— PASSAGE CHOISI —
· · · ·

Economie

Lecture. Le modèle français du capitalisme

Lecture.

Ces Messieurs de Lazard. Martine Orange. Albin Michel. 346 pages

«Le pouvoir, c'est une réflexion dans un miroir. C'est quelque chose qu'on vous prête mais qui n'existe pas», selon Michel David-Weill, l'associé qui a longuement présidé la banque Lazard, mais qui visiblement a davantage régné que gouverné. Car la banque d'affaires qui a dessiné les contours du capitalisme français a perdu son aura. Elle est cotée en Bourse américaine et a établi son siège social aux Bermudes. Triste fin? Un vaste déclin et surtout un changement de modèle.

Le magnifique livre de Martine Orange raconte la saga de cette famille juive, de quatre fils lorrains qui arrivent à San Francisco au début de la ruée vers l'or et s'établissent ensuite à Wall Street. Il offre les clefs de cette réussite: «Le secret de Lazard, c'est le secret.» Une stratégie qui a longtemps réussi. Car ses associés, les Weill, Bernheim, Meyer, Rohatyn sont au cœur du pouvoir. Lazard, c'est aussi un feuilleton, celui des fusions et acquisitions, une formidable aventure, une prise de risques calculée et de très haut niveau. 1964, c'est la première à lancer une OPA hostile, contre le groupe pétrolier Franco-Wyoming. Un groupe de dirigeants prend le train pour le Delaware et prend physiquement le contrôle de la société à l'occasion de l'assemblée générale. 1968, c'est l'OPA hostile de BSN, avec Lazard, sur Saint-Gobain. Un échec, mais aussi le début d'une grande amitié entre Antoine Riboud et Michel David-Weill. C'est aussi la banque qui a évité les nationalisations. Mais Jacques Attali, le sherpa de Mitterrand, n'a-t-il pas travaillé avec Antoine Riboud lors de son rachat de Kronenbourg? Toujours est-il que le critère qui définit les banques nationalisées place la barre à 1 milliard de francs de dépôts. Etonnamment, Lazard n'a que 983 millions. Plus tard, lorsque le gouvernement privatise, d'abord par Saint-Gobain, c'est Lazard qui est choisi pour conseiller l'entreprise. A son conseil d'administration, Bruno Roger, un courtisan au carré.

La banque a toujours su jouer de cet enchevêtrement entre la politique et l'économie.

· · · ·

— DONNÉES FOURNIES —
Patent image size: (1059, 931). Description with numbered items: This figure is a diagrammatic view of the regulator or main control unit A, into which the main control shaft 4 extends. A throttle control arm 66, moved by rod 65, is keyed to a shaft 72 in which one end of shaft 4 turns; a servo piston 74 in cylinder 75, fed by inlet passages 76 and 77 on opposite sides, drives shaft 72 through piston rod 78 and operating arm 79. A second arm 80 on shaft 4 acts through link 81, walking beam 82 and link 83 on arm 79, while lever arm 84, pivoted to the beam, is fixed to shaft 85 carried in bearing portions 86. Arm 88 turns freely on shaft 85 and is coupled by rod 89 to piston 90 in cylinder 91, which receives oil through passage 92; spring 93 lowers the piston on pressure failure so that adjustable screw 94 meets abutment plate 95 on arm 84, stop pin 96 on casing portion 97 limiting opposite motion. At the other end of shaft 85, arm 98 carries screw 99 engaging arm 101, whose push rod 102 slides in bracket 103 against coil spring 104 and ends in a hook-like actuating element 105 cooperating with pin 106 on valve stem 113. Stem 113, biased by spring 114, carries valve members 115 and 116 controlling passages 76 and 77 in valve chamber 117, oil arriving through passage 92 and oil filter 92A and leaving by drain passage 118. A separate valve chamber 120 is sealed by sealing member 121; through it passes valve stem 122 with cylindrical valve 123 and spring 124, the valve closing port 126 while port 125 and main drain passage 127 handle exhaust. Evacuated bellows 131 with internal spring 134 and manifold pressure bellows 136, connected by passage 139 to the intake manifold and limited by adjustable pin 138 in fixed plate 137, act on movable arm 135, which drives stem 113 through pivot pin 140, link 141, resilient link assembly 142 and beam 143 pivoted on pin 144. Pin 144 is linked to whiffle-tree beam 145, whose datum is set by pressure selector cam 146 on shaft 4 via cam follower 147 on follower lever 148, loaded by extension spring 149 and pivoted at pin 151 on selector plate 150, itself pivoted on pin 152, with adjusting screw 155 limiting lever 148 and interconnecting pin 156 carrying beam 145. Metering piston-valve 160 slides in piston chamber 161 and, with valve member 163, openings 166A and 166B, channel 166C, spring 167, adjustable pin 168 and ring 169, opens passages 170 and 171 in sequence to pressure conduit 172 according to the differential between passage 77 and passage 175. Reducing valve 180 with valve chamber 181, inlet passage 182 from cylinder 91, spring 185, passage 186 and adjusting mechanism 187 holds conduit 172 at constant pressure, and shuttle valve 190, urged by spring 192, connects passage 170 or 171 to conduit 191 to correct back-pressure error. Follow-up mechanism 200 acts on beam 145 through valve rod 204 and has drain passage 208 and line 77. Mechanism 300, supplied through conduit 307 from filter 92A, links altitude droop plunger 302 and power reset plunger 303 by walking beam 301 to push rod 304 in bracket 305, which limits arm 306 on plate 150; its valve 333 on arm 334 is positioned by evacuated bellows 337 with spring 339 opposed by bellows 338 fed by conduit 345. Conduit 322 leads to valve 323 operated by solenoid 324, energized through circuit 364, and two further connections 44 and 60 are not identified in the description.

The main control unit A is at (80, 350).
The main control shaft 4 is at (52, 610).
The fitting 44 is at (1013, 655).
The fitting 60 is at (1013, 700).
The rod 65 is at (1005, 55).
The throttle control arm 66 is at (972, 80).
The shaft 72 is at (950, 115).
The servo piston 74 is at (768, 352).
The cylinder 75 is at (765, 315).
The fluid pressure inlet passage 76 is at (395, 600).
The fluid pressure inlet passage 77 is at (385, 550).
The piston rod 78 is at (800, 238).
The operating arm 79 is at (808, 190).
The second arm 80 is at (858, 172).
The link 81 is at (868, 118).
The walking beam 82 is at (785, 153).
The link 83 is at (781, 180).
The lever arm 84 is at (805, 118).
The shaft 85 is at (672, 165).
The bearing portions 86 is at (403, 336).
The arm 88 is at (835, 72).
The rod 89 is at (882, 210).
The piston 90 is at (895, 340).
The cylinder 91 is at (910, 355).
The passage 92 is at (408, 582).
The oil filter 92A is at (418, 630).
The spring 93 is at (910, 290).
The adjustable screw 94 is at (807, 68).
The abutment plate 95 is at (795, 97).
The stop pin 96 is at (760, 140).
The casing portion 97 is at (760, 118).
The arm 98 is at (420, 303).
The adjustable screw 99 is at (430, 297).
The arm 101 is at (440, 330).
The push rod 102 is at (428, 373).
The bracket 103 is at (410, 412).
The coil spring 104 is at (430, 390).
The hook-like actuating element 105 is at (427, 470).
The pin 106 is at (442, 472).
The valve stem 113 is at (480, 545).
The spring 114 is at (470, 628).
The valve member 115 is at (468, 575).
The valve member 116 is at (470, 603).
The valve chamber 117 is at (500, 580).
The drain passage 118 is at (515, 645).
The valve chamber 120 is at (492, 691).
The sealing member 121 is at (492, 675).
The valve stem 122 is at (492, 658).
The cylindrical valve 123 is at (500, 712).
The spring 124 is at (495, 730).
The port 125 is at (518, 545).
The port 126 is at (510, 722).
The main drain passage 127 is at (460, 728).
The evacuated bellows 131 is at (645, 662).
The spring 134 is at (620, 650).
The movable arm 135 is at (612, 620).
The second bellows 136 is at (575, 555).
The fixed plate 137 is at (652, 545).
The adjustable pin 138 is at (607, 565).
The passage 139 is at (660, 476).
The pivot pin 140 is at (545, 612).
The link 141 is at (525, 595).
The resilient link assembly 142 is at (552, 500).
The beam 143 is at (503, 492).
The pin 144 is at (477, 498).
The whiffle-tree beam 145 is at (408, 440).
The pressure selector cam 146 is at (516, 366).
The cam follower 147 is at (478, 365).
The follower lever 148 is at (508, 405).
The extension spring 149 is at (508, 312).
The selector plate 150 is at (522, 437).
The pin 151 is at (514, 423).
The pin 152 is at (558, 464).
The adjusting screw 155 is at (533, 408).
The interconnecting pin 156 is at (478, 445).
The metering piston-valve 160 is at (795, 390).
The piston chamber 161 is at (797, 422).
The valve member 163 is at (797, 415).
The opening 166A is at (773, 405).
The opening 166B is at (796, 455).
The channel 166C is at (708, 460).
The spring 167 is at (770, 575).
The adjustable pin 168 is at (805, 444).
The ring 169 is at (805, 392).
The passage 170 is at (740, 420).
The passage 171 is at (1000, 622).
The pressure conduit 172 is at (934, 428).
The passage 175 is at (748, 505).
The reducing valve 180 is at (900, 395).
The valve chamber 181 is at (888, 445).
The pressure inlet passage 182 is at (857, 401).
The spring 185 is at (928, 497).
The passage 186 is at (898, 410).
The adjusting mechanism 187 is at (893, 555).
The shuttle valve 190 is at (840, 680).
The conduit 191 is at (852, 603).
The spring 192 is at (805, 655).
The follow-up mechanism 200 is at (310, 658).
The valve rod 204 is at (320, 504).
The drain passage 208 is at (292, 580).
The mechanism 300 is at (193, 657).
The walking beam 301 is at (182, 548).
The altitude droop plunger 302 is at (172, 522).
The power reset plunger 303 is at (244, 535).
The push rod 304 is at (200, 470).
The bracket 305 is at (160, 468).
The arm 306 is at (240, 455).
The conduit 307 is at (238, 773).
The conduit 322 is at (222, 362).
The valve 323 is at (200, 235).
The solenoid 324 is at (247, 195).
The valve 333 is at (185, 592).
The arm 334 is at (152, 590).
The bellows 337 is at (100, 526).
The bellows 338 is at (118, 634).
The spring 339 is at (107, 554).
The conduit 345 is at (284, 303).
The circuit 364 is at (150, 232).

· · · ·

— CONSIGNE —
Recopiez mot pour mot, dans le passage choisi, la portion qui commence par les mots contenant « Ces Messieurs de » et s'achève sur « changement de modèle. ».

— RÉSULTAT OBTENU —
Ces Messieurs de Lazard. Martine Orange. Albin Michel. 346 pages

«Le pouvoir, c'est une réflexion dans un miroir. C'est quelque chose qu'on vous prête mais qui n'existe pas», selon Michel David-Weill, l'associé qui a longuement présidé la banque Lazard, mais qui visiblement a davantage régné que gouverné. Car la banque d'affaires qui a dessiné les contours du capitalisme français a perdu son aura. Elle est cotée en Bourse américaine et a établi son siège social aux Bermudes. Triste fin? Un vaste déclin et surtout un changement de modèle.